Exercise task: Reproduce all records verbatim.

Supplied records:
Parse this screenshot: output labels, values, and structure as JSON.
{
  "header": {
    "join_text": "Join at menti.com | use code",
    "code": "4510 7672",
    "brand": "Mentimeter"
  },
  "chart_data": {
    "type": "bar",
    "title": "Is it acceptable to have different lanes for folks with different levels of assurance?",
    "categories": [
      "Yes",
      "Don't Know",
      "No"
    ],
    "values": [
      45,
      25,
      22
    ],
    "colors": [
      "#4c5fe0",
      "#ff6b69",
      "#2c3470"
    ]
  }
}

The answer:
Parse this screenshot: output labels, values, and structure as JSON.
{
  "header": {
    "join_text": "Join at menti.com | use code",
    "code": "4510 7672",
    "brand": "Mentimeter"
  },
  "chart_data": {
    "type": "bar",
    "title": "Is it acceptable to have different lanes for folks with different levels of assurance?",
    "categories": [
      "Yes",
      "Don't Know",
      "No"
    ],
    "values": [
      45,
      25,
      22
    ],
    "colors": [
      "#4c5fe0",
      "#ff6b69",
      "#2c3470"
    ]
  }
}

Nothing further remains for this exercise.